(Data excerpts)
= = = =

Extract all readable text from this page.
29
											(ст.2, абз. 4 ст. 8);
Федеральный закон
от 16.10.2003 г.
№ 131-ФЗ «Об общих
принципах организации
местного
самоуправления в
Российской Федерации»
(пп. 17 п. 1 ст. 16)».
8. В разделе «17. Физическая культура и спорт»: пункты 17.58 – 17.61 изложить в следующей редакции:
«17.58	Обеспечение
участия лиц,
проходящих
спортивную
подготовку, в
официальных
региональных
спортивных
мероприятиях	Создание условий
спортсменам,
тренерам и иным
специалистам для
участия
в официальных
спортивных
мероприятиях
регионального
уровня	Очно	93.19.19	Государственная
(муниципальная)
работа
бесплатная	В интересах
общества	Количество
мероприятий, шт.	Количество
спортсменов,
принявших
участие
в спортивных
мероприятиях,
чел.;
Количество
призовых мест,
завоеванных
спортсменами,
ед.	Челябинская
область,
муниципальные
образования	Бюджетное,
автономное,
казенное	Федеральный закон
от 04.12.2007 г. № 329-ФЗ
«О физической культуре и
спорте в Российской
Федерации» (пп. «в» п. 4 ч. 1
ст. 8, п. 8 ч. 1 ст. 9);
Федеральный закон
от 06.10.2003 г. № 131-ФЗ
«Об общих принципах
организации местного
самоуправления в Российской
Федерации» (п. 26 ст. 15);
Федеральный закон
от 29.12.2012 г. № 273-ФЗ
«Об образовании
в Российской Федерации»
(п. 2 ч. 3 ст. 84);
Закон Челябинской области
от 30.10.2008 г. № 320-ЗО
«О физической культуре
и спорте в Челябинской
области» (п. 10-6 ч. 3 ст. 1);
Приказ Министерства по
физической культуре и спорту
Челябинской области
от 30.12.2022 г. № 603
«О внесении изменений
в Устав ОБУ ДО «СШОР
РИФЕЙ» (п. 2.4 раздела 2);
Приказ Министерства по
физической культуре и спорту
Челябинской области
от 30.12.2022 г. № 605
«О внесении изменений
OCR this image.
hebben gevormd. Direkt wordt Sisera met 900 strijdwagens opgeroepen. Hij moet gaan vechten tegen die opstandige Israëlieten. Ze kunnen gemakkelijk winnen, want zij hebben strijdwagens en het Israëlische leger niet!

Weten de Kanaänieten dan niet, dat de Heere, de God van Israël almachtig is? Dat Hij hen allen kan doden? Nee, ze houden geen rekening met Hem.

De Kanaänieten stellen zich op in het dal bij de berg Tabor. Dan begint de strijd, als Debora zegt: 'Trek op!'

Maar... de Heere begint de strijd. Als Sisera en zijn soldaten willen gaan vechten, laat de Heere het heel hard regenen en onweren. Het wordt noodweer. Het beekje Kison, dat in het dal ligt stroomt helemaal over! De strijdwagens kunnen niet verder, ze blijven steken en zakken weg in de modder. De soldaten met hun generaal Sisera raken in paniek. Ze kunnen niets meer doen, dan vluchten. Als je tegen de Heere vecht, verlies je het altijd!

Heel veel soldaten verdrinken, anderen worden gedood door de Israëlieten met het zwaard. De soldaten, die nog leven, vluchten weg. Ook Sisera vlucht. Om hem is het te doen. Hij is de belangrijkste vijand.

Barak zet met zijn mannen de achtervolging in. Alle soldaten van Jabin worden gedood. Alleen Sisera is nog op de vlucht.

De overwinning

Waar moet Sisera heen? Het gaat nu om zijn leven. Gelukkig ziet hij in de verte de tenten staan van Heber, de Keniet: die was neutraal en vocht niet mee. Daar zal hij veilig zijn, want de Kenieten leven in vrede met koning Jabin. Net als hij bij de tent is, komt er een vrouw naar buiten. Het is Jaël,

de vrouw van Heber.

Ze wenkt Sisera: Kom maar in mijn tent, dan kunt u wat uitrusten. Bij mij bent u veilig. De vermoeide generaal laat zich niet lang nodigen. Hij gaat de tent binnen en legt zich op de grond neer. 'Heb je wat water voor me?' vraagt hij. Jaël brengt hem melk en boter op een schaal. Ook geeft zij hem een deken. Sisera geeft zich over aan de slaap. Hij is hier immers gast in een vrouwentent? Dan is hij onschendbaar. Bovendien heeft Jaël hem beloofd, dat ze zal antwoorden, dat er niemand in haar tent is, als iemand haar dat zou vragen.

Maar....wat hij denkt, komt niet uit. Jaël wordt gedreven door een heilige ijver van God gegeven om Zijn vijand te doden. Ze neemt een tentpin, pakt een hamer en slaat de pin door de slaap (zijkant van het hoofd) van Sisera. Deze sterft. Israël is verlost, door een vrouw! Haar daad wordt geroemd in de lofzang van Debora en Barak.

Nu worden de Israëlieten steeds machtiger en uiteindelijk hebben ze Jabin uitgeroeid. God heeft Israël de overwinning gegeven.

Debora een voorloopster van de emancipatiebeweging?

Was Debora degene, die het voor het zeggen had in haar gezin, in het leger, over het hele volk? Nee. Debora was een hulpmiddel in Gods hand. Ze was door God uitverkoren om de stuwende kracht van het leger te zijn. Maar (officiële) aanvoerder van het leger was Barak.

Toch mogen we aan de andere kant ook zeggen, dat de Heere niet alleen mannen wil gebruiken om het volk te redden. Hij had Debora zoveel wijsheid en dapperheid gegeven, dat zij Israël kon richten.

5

= = = =

* Request
Track down every line holding the string "Количество" and copy it.

* Output of the exercise
общества	Количество
мероприятий, шт.	Количество
Количество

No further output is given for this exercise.